-- begin Data for this exercise --
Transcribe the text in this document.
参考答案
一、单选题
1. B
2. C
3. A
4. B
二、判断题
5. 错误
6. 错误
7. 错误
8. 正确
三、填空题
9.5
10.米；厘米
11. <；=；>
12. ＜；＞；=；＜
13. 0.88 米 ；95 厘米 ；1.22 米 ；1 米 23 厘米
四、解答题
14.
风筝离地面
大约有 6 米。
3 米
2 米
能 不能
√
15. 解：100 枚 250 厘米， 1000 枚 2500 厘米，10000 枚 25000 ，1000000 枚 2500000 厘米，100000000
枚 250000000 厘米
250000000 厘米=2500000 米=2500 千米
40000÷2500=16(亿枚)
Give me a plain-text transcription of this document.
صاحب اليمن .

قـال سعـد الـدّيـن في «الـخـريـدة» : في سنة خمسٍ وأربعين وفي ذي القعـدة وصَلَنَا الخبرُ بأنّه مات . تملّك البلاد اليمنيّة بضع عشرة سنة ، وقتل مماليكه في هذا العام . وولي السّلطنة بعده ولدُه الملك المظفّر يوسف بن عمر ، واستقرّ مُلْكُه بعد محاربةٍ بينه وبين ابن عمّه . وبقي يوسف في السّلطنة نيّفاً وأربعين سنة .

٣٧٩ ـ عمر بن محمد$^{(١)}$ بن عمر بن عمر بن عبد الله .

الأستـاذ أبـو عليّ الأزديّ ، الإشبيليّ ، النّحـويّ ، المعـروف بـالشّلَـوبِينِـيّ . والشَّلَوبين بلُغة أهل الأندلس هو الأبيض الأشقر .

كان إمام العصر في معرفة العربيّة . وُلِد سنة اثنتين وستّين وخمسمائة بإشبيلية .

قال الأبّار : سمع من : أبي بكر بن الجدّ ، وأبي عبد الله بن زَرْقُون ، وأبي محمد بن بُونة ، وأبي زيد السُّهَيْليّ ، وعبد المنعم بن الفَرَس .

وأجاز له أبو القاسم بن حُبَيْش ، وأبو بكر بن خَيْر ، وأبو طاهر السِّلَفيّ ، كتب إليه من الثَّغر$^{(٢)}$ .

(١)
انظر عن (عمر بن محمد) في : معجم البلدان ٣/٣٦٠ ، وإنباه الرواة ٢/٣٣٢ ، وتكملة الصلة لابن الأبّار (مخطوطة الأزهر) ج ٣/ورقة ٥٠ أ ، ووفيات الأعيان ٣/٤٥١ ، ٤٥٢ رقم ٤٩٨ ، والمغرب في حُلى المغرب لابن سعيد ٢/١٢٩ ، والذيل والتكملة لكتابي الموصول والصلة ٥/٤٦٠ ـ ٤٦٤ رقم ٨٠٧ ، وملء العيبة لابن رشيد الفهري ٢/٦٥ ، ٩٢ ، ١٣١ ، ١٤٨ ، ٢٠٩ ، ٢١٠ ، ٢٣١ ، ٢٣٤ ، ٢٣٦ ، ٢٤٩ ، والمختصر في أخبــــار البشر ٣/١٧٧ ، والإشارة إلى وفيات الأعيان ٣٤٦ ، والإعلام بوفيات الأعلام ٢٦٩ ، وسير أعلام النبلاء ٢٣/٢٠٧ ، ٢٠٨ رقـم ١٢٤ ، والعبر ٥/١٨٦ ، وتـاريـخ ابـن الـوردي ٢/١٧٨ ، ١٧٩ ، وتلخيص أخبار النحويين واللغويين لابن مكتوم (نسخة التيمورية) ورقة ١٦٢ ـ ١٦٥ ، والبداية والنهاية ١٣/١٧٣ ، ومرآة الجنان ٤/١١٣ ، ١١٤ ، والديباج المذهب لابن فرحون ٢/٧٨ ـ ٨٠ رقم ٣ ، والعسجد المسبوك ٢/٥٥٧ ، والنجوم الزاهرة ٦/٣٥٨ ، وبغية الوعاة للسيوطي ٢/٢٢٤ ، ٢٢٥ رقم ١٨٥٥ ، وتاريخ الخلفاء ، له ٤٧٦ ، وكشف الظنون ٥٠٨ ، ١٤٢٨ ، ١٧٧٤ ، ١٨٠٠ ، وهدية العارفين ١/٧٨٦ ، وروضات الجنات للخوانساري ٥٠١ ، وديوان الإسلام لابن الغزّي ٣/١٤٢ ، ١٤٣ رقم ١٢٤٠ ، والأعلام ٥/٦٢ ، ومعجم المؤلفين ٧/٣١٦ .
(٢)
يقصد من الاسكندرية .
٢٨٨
-- end Data for this exercise --
_The exercise_: In the lines above, locate the string "وبين". Copy every line where it occurs.

_Worked solution_:
قـال سعـد الـدّيـن في «الـخـريـدة» : في سنة خمسٍ وأربعين وفي ذي القعـدة وصَلَنَا الخبرُ بأنّه مات . تملّك البلاد اليمنيّة بضع عشرة سنة ، وقتل مماليكه في هذا العام . وولي السّلطنة بعده ولدُه الملك المظفّر يوسف بن عمر ، واستقرّ مُلْكُه بعد محاربةٍ بينه وبين ابن عمّه . وبقي يوسف في السّلطنة نيّفاً وأربعين سنة .
الأستـاذ أبـو عليّ الأزديّ ، الإشبيليّ ، النّحـويّ ، المعـروف بـالشّلَـوبِينِـيّ . والشَّلَوبين بلُغة أهل الأندلس هو الأبيض الأشقر .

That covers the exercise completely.